Description of the task =
Copy the lines holding the word "code", all of them.
---- Given records
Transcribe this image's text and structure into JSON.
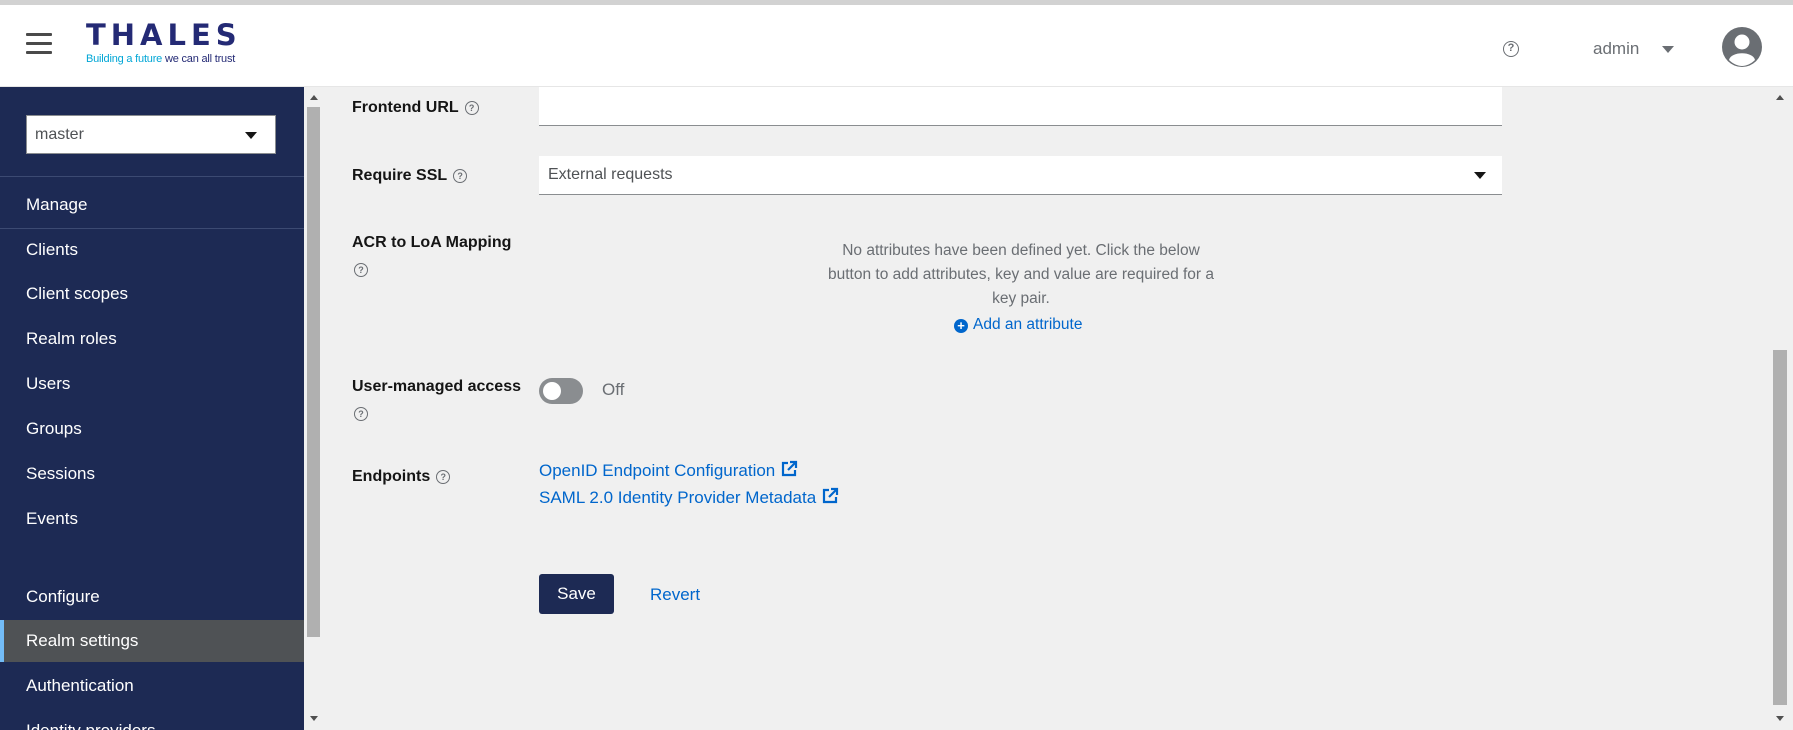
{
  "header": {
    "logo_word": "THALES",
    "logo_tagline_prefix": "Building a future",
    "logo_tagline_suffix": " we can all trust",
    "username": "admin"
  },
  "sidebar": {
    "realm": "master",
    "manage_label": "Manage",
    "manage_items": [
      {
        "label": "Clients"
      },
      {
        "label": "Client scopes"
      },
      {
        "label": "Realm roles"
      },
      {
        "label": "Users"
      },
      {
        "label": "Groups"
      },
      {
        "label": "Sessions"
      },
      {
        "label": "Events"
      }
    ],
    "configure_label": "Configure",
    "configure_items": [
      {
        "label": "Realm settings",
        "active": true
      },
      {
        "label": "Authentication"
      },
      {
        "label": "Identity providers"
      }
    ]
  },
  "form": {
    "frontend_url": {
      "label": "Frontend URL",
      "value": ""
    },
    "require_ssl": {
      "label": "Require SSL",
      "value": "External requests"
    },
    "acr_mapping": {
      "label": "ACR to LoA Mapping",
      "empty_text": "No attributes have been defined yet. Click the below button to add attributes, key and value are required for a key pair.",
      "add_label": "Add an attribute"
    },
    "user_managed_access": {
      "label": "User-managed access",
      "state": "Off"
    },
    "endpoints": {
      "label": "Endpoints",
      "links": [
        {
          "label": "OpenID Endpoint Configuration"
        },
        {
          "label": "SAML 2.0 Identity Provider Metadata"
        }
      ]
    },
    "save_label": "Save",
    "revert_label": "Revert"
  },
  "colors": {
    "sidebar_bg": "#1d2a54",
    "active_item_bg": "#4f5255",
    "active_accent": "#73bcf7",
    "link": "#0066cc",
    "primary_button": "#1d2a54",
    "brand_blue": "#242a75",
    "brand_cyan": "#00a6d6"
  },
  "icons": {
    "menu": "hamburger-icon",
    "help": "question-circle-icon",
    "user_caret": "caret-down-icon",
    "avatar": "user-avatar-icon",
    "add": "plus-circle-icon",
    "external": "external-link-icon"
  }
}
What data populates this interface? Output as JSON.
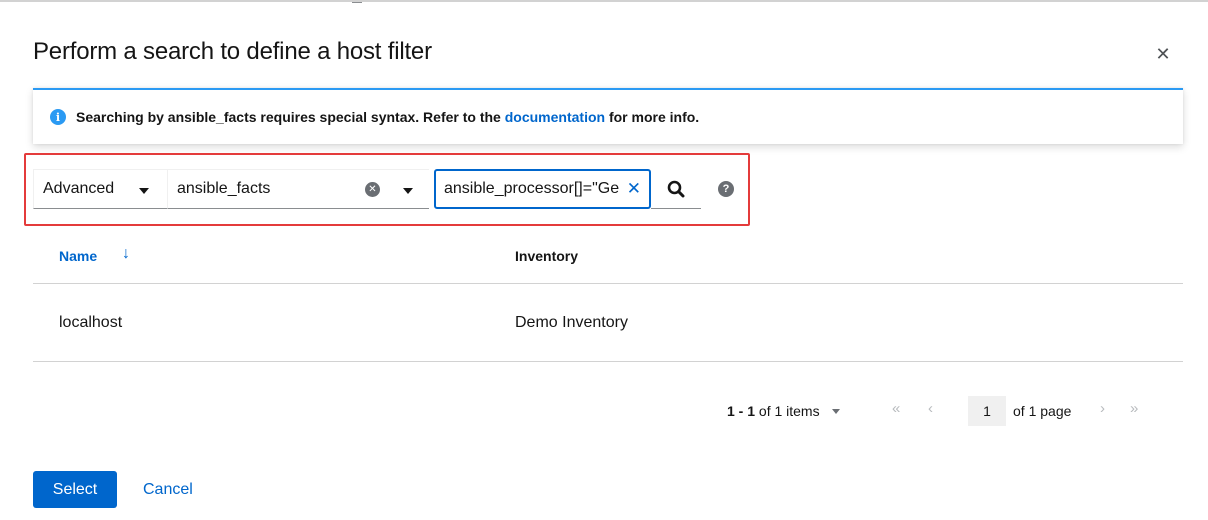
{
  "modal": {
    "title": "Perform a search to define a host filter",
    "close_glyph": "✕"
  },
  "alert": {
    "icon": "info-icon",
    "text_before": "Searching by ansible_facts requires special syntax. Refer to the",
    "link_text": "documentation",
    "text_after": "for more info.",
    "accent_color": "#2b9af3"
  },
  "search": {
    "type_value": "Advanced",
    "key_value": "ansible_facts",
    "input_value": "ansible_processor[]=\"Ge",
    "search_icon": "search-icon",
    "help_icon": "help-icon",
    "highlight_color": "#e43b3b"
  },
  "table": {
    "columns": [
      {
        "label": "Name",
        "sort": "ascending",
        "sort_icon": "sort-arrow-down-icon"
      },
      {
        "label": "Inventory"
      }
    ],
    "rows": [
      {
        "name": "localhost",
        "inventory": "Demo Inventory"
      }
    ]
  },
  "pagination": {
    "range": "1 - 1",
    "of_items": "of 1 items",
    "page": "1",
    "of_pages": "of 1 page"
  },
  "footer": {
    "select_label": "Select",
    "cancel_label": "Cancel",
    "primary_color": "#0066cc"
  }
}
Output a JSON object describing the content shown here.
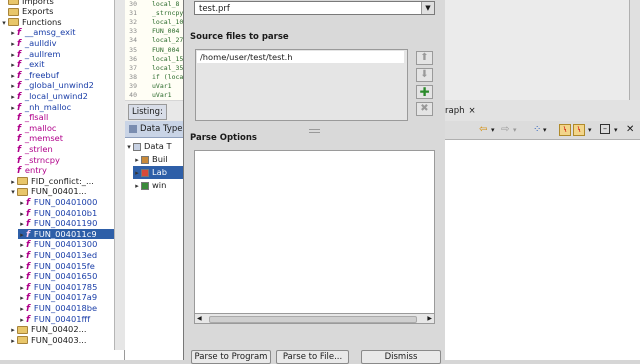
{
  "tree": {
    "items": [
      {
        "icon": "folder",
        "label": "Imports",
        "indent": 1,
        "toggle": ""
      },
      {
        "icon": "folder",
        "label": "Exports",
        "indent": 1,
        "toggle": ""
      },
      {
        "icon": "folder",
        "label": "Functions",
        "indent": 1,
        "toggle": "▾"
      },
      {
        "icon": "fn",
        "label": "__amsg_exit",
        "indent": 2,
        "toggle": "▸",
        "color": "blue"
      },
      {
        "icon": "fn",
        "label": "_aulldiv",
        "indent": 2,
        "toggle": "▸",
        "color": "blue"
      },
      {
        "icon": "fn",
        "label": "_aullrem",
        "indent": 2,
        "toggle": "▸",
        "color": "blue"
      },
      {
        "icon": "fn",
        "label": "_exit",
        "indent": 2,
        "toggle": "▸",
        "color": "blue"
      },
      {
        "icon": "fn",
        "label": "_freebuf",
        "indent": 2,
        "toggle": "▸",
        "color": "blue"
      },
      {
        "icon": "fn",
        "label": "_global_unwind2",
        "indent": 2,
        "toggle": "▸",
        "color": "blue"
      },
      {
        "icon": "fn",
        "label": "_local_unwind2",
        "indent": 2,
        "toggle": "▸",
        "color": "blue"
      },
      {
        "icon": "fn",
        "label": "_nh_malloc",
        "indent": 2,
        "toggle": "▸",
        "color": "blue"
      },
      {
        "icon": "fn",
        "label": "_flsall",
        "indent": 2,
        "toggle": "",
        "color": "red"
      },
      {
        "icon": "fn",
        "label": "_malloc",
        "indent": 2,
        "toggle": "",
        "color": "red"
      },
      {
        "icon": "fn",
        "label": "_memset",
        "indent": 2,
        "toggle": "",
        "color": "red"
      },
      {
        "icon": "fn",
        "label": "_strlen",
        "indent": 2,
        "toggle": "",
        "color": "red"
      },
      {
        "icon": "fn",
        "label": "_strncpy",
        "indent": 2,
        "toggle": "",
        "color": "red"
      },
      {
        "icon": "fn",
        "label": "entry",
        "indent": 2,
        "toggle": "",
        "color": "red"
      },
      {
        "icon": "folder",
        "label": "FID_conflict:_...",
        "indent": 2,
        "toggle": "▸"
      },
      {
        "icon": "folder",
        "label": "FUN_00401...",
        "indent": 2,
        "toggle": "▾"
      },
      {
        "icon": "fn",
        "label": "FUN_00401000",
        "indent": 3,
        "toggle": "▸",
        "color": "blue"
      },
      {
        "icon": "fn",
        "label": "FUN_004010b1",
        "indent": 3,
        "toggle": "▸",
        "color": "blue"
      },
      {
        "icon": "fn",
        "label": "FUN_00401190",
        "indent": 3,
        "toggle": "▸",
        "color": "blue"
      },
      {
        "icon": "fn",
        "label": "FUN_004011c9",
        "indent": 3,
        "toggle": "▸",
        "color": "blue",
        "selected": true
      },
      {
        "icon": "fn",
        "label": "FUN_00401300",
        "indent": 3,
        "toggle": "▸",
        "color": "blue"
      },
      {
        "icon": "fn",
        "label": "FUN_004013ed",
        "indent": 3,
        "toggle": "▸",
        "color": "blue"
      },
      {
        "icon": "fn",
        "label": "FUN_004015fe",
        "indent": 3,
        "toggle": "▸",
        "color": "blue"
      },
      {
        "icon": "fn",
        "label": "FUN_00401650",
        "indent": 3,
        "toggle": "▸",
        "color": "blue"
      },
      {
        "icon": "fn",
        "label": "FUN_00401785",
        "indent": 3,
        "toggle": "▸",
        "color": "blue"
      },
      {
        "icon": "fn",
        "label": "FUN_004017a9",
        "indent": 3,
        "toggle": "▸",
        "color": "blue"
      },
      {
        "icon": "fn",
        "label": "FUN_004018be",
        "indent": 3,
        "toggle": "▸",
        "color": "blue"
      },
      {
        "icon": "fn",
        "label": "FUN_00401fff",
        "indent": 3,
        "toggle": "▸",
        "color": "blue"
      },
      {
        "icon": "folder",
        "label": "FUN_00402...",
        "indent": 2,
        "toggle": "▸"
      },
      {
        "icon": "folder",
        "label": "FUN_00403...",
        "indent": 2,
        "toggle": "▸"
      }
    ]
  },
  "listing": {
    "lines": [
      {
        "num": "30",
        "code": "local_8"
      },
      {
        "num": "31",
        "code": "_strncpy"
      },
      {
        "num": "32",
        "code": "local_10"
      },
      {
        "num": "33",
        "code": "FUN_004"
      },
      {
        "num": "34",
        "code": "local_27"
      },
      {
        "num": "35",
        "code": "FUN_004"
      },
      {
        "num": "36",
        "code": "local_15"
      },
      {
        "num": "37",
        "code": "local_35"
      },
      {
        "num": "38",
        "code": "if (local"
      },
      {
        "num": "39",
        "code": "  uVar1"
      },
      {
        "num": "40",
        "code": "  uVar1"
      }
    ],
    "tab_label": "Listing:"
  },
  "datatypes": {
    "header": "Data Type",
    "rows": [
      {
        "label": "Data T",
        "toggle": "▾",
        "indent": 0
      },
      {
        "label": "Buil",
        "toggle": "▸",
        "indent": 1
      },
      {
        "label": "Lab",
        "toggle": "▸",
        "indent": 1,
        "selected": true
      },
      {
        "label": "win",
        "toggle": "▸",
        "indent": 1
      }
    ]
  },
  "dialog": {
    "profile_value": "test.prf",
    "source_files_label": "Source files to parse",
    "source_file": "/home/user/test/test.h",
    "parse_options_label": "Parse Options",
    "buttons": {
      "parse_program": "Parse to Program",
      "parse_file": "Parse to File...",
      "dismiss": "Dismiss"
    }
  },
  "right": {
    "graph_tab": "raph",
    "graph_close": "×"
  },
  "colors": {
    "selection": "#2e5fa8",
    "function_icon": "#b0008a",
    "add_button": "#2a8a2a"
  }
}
--------
Response to the task =
        "code": "local_8"
        "code": "_strncpy"
        "code": "local_10"
        "code": "FUN_004"
        "code": "local_27"
        "code": "FUN_004"
        "code": "local_15"
        "code": "local_35"
        "code": "if (local"
        "code": "  uVar1"
        "code": "  uVar1"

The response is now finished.